# [GIVEN TASK]
Search the material for the string "worden", then report how many lines hold it, with no other text.

* Begin INFORMATION GIVEN *

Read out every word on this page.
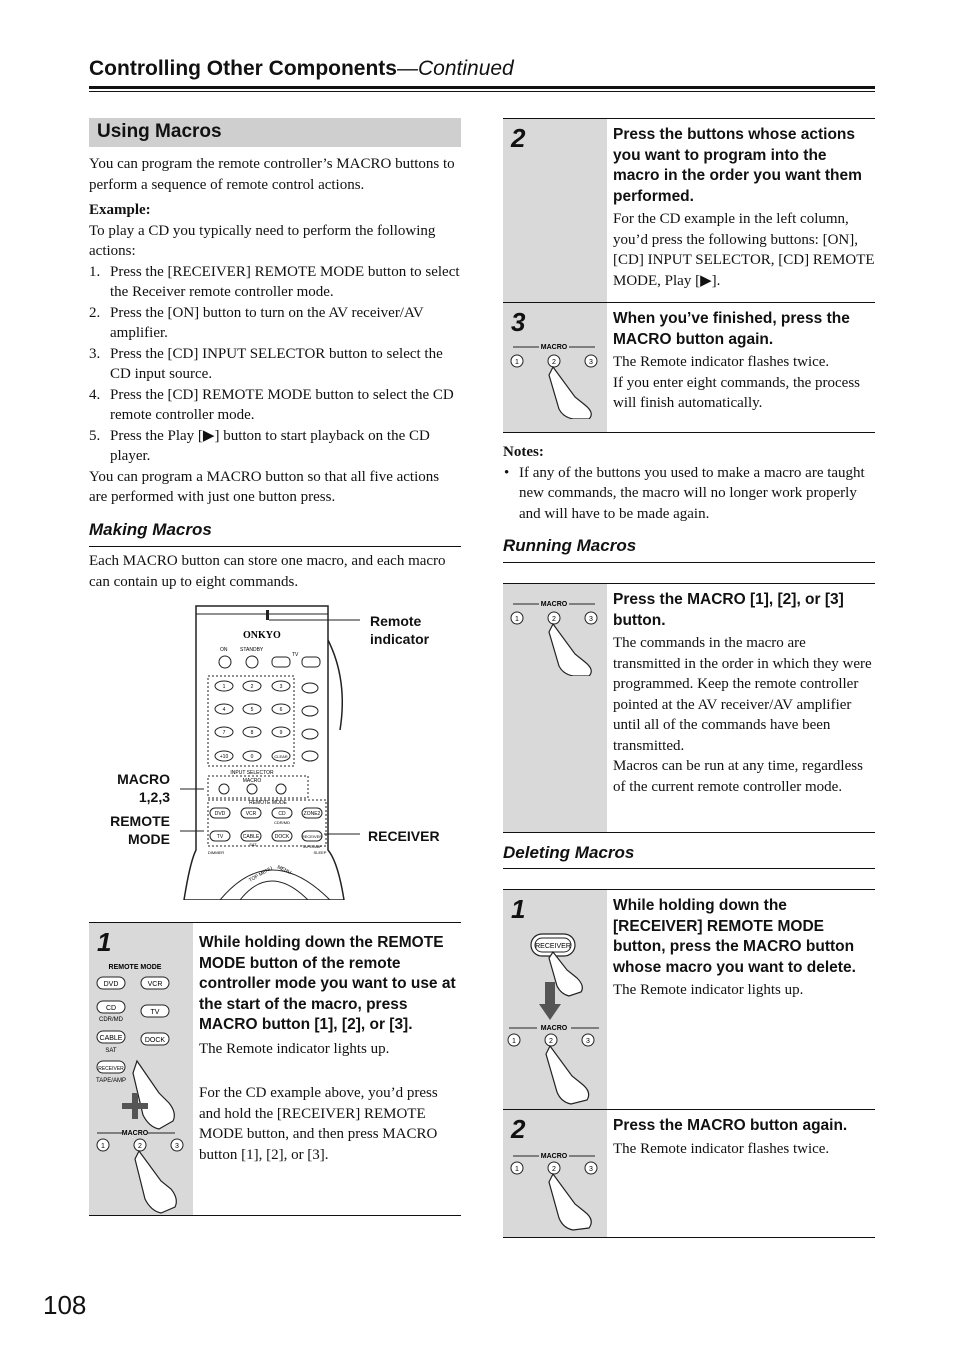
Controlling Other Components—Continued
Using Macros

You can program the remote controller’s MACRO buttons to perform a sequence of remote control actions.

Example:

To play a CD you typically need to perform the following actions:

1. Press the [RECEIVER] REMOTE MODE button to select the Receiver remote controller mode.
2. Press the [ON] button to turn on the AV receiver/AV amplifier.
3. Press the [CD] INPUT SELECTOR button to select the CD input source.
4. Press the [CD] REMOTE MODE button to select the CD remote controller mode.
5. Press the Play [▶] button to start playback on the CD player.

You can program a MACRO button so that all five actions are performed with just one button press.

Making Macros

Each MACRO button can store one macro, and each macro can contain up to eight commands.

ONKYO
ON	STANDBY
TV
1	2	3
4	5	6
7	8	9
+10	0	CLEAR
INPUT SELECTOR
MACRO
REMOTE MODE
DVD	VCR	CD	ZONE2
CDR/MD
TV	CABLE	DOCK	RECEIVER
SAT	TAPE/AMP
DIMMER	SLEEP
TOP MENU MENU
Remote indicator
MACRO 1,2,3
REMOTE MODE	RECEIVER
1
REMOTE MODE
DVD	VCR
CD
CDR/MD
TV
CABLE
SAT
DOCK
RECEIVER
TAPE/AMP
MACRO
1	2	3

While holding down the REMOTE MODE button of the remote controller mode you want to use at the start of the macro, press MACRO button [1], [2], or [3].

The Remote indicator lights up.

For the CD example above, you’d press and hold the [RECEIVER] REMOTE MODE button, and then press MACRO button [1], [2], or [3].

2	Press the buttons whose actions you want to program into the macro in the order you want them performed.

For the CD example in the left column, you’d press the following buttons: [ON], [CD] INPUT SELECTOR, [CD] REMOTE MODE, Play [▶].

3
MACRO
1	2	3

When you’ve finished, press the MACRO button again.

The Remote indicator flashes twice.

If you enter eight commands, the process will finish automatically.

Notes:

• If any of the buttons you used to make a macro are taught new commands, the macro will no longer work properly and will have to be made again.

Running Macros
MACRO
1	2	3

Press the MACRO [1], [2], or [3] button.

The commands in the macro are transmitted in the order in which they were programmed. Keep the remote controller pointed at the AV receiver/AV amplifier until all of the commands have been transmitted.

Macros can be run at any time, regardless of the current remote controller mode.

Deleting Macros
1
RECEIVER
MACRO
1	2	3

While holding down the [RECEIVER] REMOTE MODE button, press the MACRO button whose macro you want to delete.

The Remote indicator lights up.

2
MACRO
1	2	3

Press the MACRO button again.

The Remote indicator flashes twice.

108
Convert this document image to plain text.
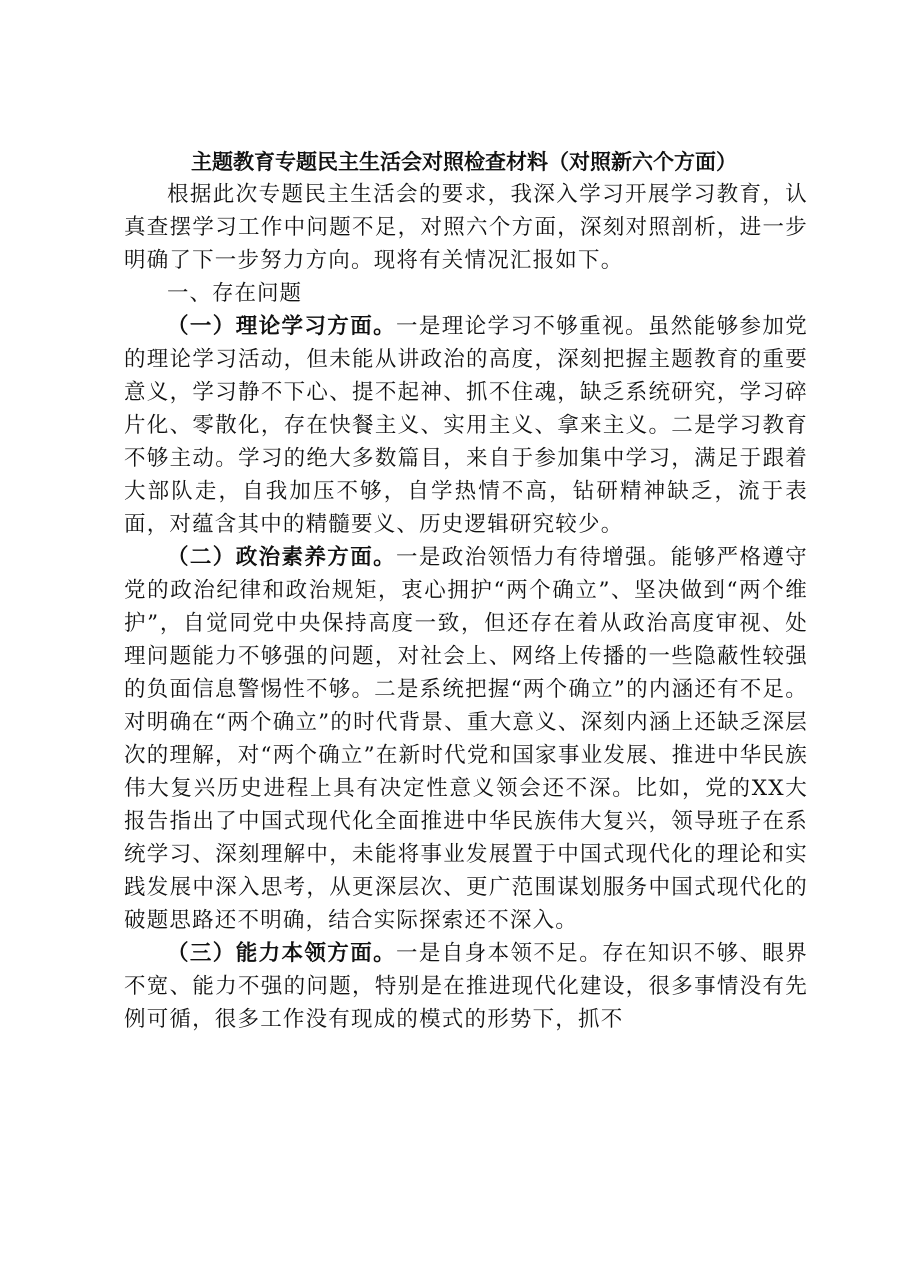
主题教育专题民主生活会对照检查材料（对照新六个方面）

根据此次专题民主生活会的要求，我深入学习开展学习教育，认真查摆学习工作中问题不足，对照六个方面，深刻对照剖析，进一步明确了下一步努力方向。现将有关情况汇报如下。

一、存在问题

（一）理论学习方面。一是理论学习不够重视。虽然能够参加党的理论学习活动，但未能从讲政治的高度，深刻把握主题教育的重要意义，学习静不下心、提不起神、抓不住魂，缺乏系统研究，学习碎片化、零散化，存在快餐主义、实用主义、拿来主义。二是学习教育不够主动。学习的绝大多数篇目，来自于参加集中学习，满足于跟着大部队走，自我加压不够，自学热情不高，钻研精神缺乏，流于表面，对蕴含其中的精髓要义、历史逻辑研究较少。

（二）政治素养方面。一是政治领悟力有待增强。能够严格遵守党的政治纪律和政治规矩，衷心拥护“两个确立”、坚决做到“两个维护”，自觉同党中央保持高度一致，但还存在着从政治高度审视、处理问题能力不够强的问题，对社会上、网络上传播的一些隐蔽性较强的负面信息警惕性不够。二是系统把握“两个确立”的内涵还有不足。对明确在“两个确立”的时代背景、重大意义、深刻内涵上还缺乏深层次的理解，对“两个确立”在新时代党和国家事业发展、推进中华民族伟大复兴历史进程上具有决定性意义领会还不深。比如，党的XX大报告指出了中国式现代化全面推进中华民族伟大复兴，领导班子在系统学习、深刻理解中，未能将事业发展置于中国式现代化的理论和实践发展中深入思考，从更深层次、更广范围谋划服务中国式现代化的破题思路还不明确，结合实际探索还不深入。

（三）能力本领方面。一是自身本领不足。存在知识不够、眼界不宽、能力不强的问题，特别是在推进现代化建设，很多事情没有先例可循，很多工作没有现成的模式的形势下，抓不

* End INFORMATION GIVEN *
* Begin INFORMATION GIVEN *

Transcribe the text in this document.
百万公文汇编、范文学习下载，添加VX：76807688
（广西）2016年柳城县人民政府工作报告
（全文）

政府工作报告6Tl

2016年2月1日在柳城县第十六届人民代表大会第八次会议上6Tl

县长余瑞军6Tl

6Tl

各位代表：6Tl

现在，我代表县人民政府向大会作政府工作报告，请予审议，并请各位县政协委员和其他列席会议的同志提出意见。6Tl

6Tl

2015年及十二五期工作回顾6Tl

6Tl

* End INFORMATION GIVEN *
* Begin INFORMATION GIVEN *

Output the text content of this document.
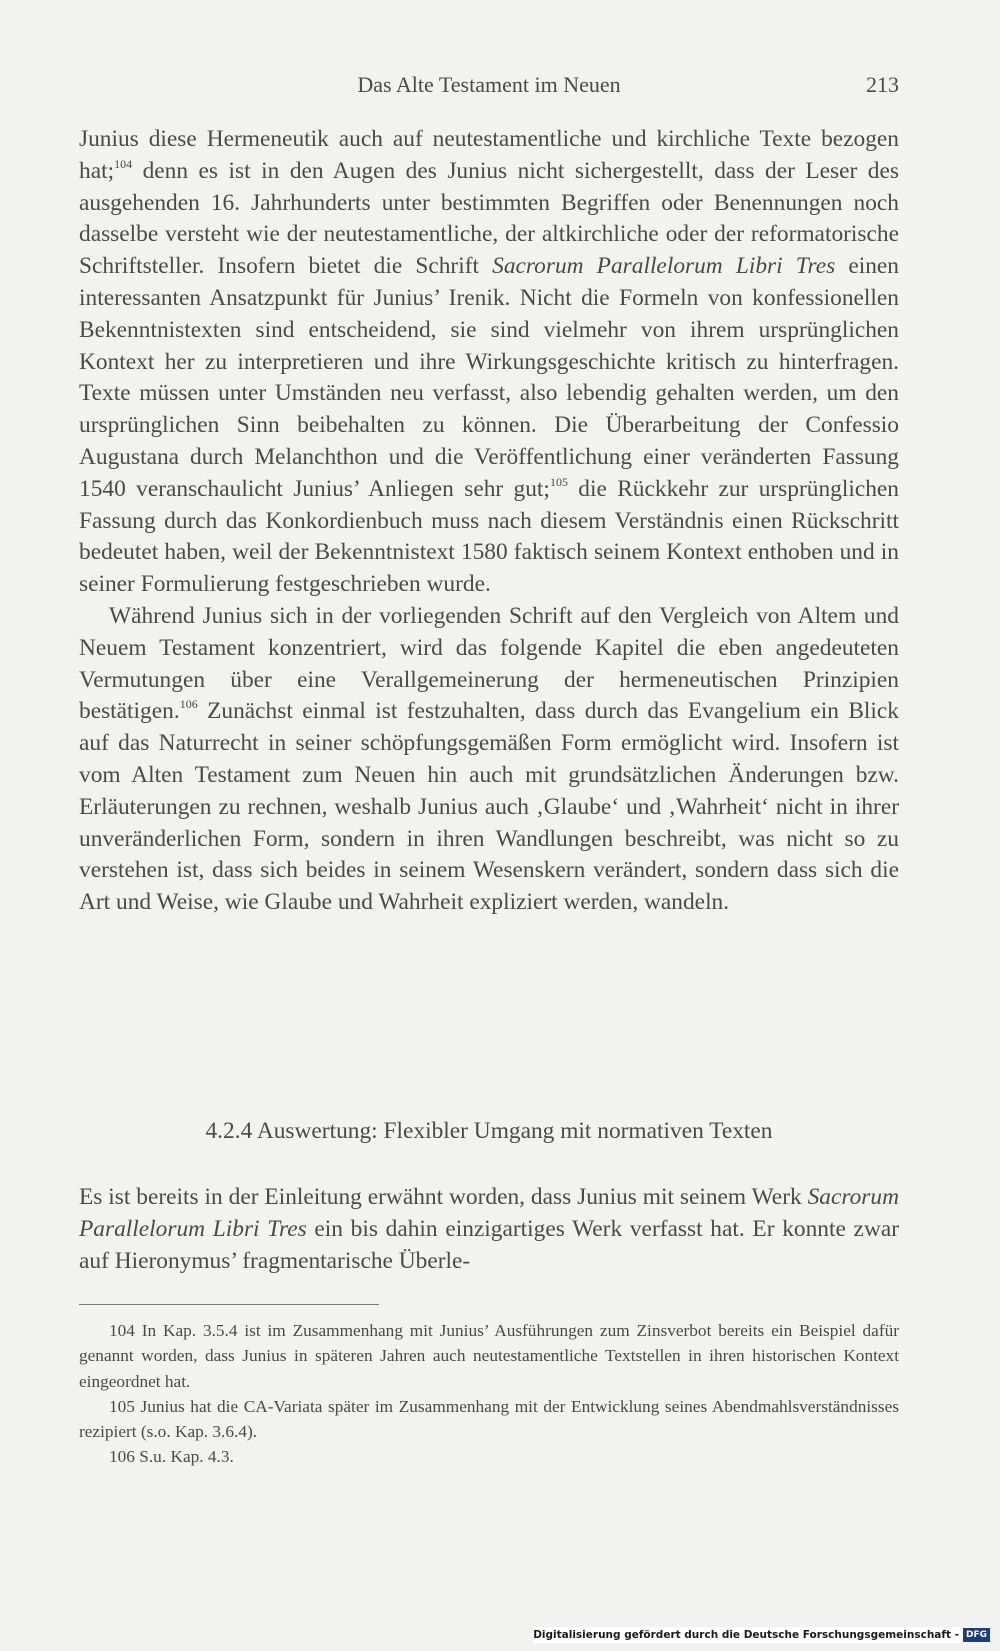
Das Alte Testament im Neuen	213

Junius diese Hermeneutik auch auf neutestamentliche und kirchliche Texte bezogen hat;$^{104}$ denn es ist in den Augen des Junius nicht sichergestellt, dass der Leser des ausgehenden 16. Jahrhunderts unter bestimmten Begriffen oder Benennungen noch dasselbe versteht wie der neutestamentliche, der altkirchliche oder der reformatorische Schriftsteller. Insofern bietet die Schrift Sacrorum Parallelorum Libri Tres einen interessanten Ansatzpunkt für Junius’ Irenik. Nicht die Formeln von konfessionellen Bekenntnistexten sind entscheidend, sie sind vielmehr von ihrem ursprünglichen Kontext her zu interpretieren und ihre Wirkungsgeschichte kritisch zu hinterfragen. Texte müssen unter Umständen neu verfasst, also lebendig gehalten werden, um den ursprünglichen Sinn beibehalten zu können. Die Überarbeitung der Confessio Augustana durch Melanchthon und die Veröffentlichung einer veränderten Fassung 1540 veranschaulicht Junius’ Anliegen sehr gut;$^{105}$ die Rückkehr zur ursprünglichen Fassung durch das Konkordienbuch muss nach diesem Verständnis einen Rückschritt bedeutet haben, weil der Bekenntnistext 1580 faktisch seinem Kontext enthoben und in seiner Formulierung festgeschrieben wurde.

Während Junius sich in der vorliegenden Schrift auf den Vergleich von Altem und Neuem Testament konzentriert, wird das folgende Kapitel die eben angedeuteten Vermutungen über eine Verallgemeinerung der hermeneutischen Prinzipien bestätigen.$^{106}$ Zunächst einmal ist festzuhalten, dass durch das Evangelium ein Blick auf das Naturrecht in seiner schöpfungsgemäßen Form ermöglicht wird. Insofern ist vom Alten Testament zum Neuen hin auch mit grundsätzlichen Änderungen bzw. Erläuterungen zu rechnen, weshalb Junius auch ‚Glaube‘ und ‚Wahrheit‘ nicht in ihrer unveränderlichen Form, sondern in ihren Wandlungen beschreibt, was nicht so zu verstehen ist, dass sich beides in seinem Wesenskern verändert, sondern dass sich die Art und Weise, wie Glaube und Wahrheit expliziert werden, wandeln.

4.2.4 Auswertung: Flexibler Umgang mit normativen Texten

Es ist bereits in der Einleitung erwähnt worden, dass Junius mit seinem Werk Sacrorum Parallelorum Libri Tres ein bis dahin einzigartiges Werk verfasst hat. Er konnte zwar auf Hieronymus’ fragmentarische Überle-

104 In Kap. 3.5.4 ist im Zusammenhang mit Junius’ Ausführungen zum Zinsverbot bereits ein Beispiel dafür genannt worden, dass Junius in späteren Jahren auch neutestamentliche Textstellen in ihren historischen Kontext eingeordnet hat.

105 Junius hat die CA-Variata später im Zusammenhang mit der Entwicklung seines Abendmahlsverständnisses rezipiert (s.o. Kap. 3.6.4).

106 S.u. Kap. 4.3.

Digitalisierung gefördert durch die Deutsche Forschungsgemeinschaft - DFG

* End INFORMATION GIVEN *

# [FULL SOLUTION]
2